Show every line of the entries below that contains the word "button".

The records:
↓↓↓
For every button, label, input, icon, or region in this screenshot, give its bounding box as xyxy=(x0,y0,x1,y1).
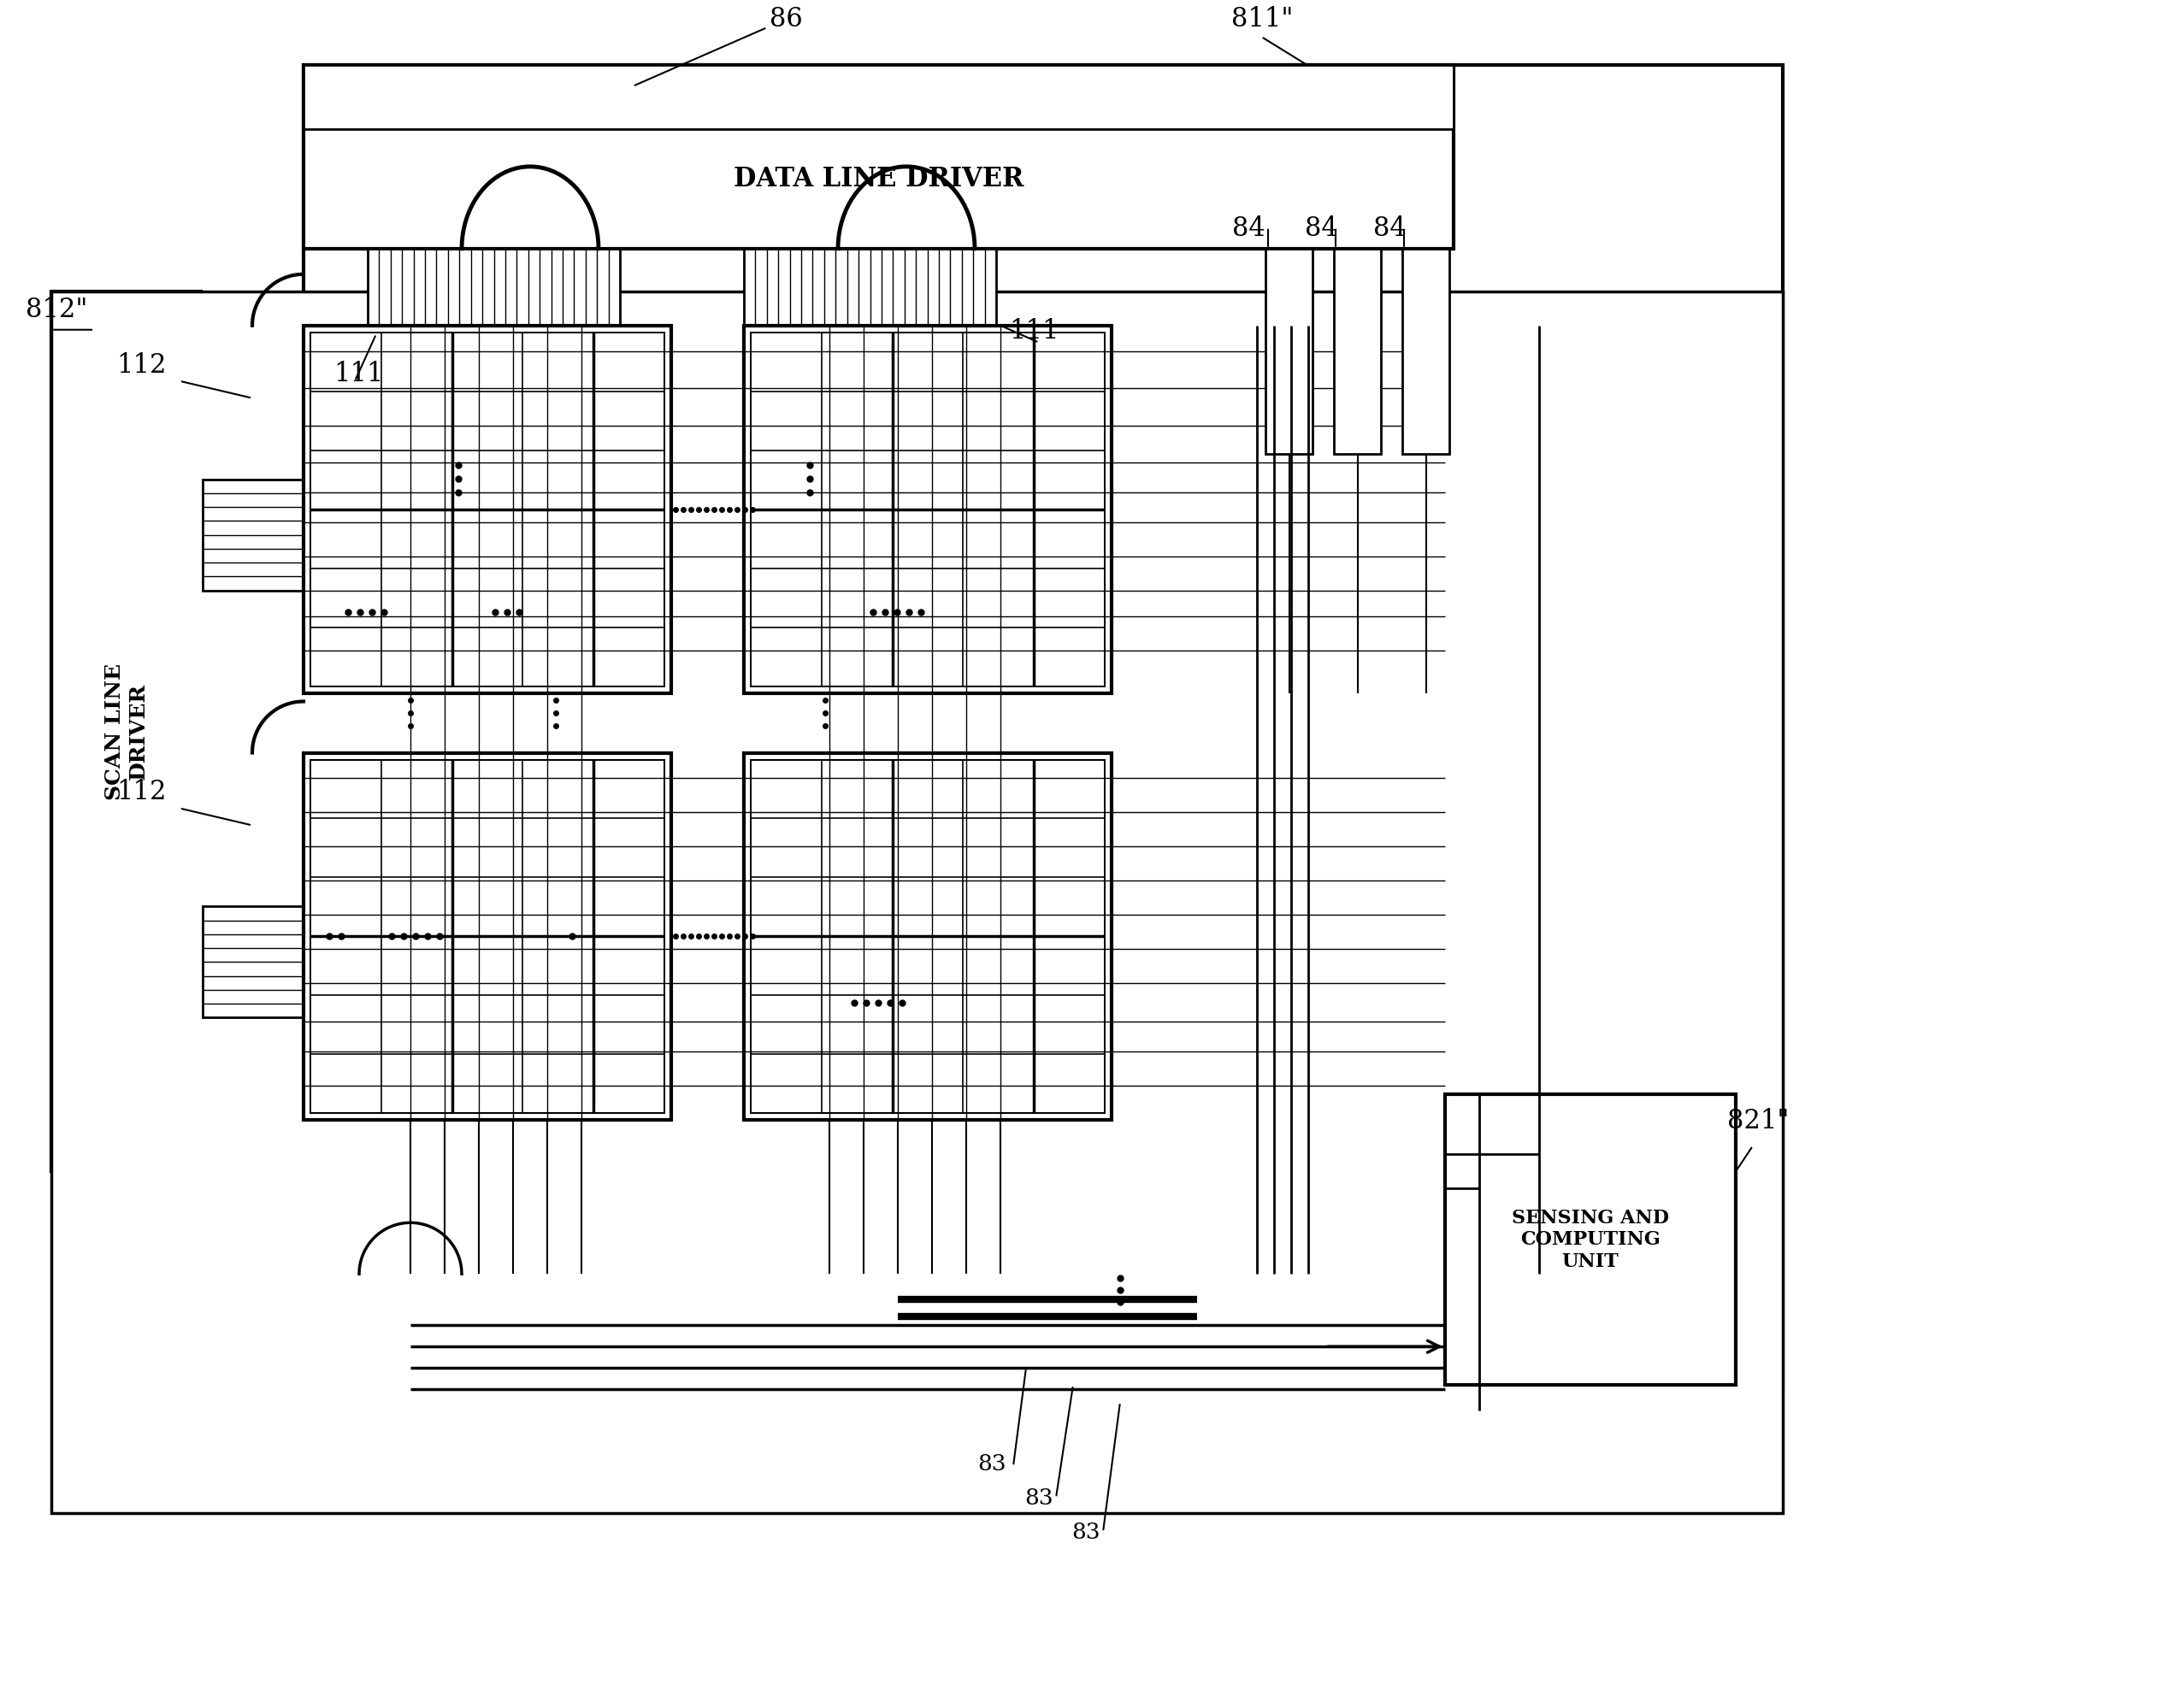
Text: 83: 83 xyxy=(1024,1488,1052,1508)
Bar xyxy=(1334,249,1381,454)
Bar xyxy=(303,65,1453,128)
Bar xyxy=(745,326,1111,693)
Text: 111: 111 xyxy=(333,360,383,388)
Text: 821": 821" xyxy=(1728,1108,1788,1134)
Text: 112: 112 xyxy=(117,779,167,806)
Bar xyxy=(1403,249,1448,454)
Bar xyxy=(310,333,665,687)
Text: SCAN LINE
DRIVER: SCAN LINE DRIVER xyxy=(104,663,147,799)
Bar xyxy=(368,249,619,326)
Bar xyxy=(745,753,1111,1120)
Text: 83: 83 xyxy=(976,1454,1007,1474)
Bar xyxy=(310,760,665,1114)
Text: DATA LINE DRIVER: DATA LINE DRIVER xyxy=(734,166,1024,191)
Bar xyxy=(303,753,671,1120)
Bar xyxy=(1267,249,1312,454)
Text: 811": 811" xyxy=(1232,5,1293,32)
Bar xyxy=(751,333,1104,687)
Bar xyxy=(204,907,303,1018)
Bar xyxy=(52,292,1782,1513)
Text: 84: 84 xyxy=(1305,215,1338,243)
Text: 83: 83 xyxy=(1072,1522,1100,1542)
Bar xyxy=(303,65,1782,1389)
Text: SENSING AND
COMPUTING
UNIT: SENSING AND COMPUTING UNIT xyxy=(1511,1209,1669,1271)
Text: 112: 112 xyxy=(117,352,167,379)
Bar xyxy=(1444,1095,1736,1385)
Text: 84: 84 xyxy=(1373,215,1405,243)
Bar xyxy=(745,249,996,326)
Bar xyxy=(303,326,671,693)
Text: 84: 84 xyxy=(1232,215,1264,243)
Bar xyxy=(751,760,1104,1114)
Bar xyxy=(303,65,1453,249)
Text: 812": 812" xyxy=(26,297,87,323)
Text: 86: 86 xyxy=(634,5,803,85)
Bar xyxy=(204,480,303,591)
Bar xyxy=(52,292,201,1172)
Text: 111: 111 xyxy=(1009,318,1059,345)
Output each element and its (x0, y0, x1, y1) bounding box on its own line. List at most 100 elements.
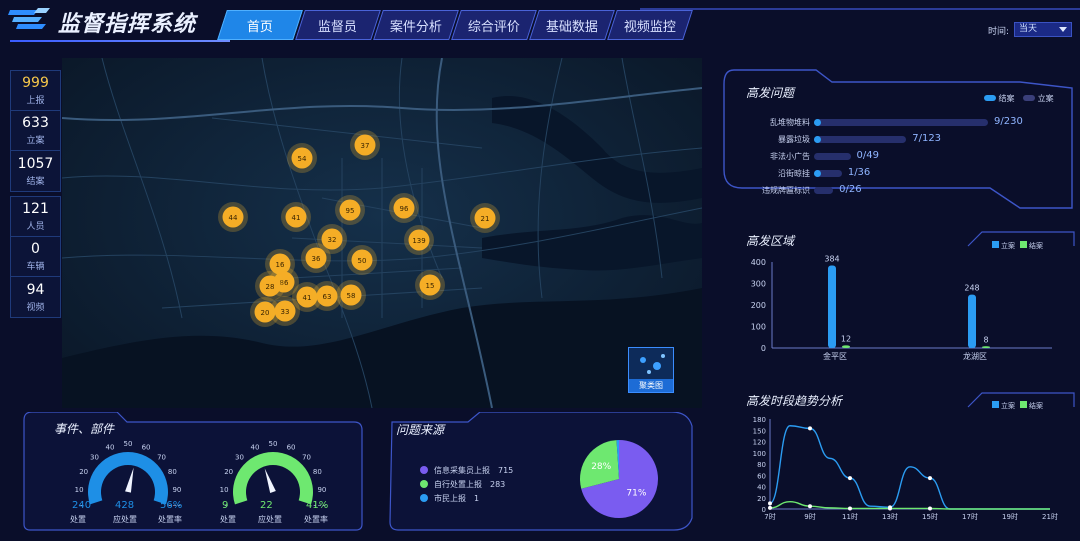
stat-card[interactable]: 633 立案 (11, 111, 60, 151)
gauge-caption: 应处置 (258, 515, 282, 524)
issue-bar-fill (814, 170, 821, 177)
y-tick-label: 400 (751, 258, 766, 267)
bar (828, 265, 836, 348)
cluster-count: 37 (361, 142, 370, 150)
legend-swatch (1020, 401, 1027, 408)
nav-tab-4[interactable]: 基础数据 (529, 10, 615, 40)
harbor-area (482, 215, 702, 271)
issue-name: 暴露垃圾 (778, 135, 810, 144)
cluster-marker[interactable]: 139 (404, 225, 434, 255)
cluster-marker[interactable]: 28 (255, 271, 285, 301)
cluster-dot (321, 228, 343, 250)
cluster-marker[interactable]: 58 (336, 280, 366, 310)
cluster-marker[interactable]: 96 (389, 193, 419, 223)
data-point (928, 476, 932, 481)
issue-name: 违规牌匾标识 (762, 186, 810, 195)
cluster-marker[interactable]: 32 (317, 224, 347, 254)
nav-tab-5[interactable]: 视频监控 (607, 10, 693, 40)
cluster-marker[interactable]: 15 (415, 270, 445, 300)
cluster-count: 86 (280, 279, 289, 287)
issue-row[interactable]: 违规牌匾标识 0/26 (738, 183, 1068, 197)
legend-dot-icon (420, 480, 428, 488)
stat-label: 车辆 (26, 262, 45, 272)
cluster-marker[interactable]: 33 (270, 296, 300, 326)
cluster-dot (419, 274, 441, 296)
cluster-dot (274, 300, 296, 322)
stat-card[interactable]: 121 人员 (11, 197, 60, 237)
stat-card[interactable]: 94 视频 (11, 277, 60, 317)
nav-tab-2[interactable]: 案件分析 (373, 10, 459, 40)
source-legend-item: 自行处置上报 283 (420, 479, 505, 491)
stat-card[interactable]: 0 车辆 (11, 237, 60, 277)
cluster-marker[interactable]: 95 (335, 195, 365, 225)
legend-label: 信息采集员上报 (434, 466, 490, 475)
cluster-marker[interactable]: 20 (250, 297, 280, 327)
area-bar-chart: 0 100 200 300 400 立案 结案 384 12 金平区 248 8 龙湖区 (751, 241, 1052, 361)
time-filter-value: 当天 (1019, 24, 1038, 34)
legend-value: 283 (490, 480, 506, 489)
stat-value: 121 (22, 201, 49, 217)
y-tick-label: 0 (762, 506, 766, 514)
cluster-dot (291, 147, 313, 169)
cluster-count: 28 (266, 283, 275, 291)
cluster-marker[interactable]: 63 (312, 281, 342, 311)
gauge-caption: 处置 (220, 515, 236, 524)
cluster-marker[interactable]: 50 (347, 245, 377, 275)
cluster-dot (408, 229, 430, 251)
cluster-marker[interactable]: 44 (218, 202, 248, 232)
map-view[interactable]: 37 54 96 44 41 95 21 139 32 16 36 50 86 28 41 63 58 20 33 1… (62, 58, 702, 408)
y-tick-label: 200 (751, 301, 766, 310)
gauge-tick-label: 20 (224, 468, 233, 476)
cluster-marker[interactable]: 37 (350, 130, 380, 160)
cluster-marker[interactable]: 36 (301, 243, 331, 273)
map-canvas[interactable]: 37 54 96 44 41 95 21 139 32 16 36 50 86 28 41 63 58 20 33 1… (62, 58, 702, 408)
cluster-count: 50 (358, 257, 367, 265)
issue-row[interactable]: 非法小广告 0/49 (738, 149, 1068, 163)
cluster-marker[interactable]: 41 (281, 202, 311, 232)
bar (982, 346, 990, 348)
cluster-count: 16 (276, 261, 285, 269)
trend-panel-corner (967, 392, 1075, 408)
cluster-count: 63 (323, 293, 332, 301)
cluster-dot (259, 275, 281, 297)
cluster-count: 20 (261, 309, 270, 317)
issue-bar-track (814, 153, 851, 160)
header-underline (10, 40, 230, 42)
nav-tab-3[interactable]: 综合评价 (451, 10, 537, 40)
cluster-map-button[interactable]: 聚类图 (628, 347, 674, 393)
gauge-caption: 处置率 (304, 515, 328, 524)
cluster-marker[interactable]: 16 (265, 249, 295, 279)
nav-tab-label: 首页 (246, 19, 273, 35)
chevron-down-icon (1059, 27, 1067, 32)
cluster-count: 15 (426, 282, 435, 290)
cluster-dot (254, 301, 276, 323)
nav-tab-1[interactable]: 监督员 (295, 10, 381, 40)
issue-row[interactable]: 乱堆物堆料 9/230 (738, 115, 1068, 129)
cluster-marker[interactable]: 21 (470, 203, 500, 233)
gauge-tick-label: 0 (224, 504, 228, 506)
stat-card[interactable]: 1057 结案 (11, 151, 60, 191)
cluster-dot (340, 284, 362, 306)
data-point (808, 504, 812, 509)
nav-tab-label: 综合评价 (467, 19, 520, 35)
stat-label: 上报 (26, 96, 45, 106)
header: 监督指挥系统 首页 监督员 案件分析 综合评价 基础数据 视频监控 时间: 当天 (0, 0, 1080, 46)
time-filter-select[interactable]: 当天 (1014, 22, 1072, 37)
y-tick-label: 40 (757, 484, 766, 492)
issue-row[interactable]: 暴露垃圾 7/123 (738, 132, 1068, 146)
issue-count: 9/230 (994, 116, 1023, 127)
cluster-count: 33 (281, 308, 290, 316)
gauge-needle (264, 468, 276, 493)
cluster-dot (316, 285, 338, 307)
nav-tab-0[interactable]: 首页 (217, 10, 303, 40)
bay-area (492, 96, 702, 203)
stat-card[interactable]: 999 上报 (11, 71, 60, 111)
data-point (848, 506, 852, 511)
issue-name: 沿街晾挂 (778, 169, 810, 178)
legend-dot-icon (420, 466, 428, 474)
issue-row[interactable]: 沿街晾挂 1/36 (738, 166, 1068, 180)
pie-label: 71% (626, 488, 646, 498)
legend-label: 立案 (1001, 241, 1015, 250)
cluster-marker[interactable]: 41 (292, 282, 322, 312)
cluster-marker[interactable]: 54 (287, 143, 317, 173)
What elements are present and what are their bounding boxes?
↑↑↑
Written response:
For every button, label, input, icon, or region in this screenshot, give its bounding box as xyxy=(x0,y0,x1,y1).
cluster-map-button[interactable]: 聚类图 (628, 347, 674, 393)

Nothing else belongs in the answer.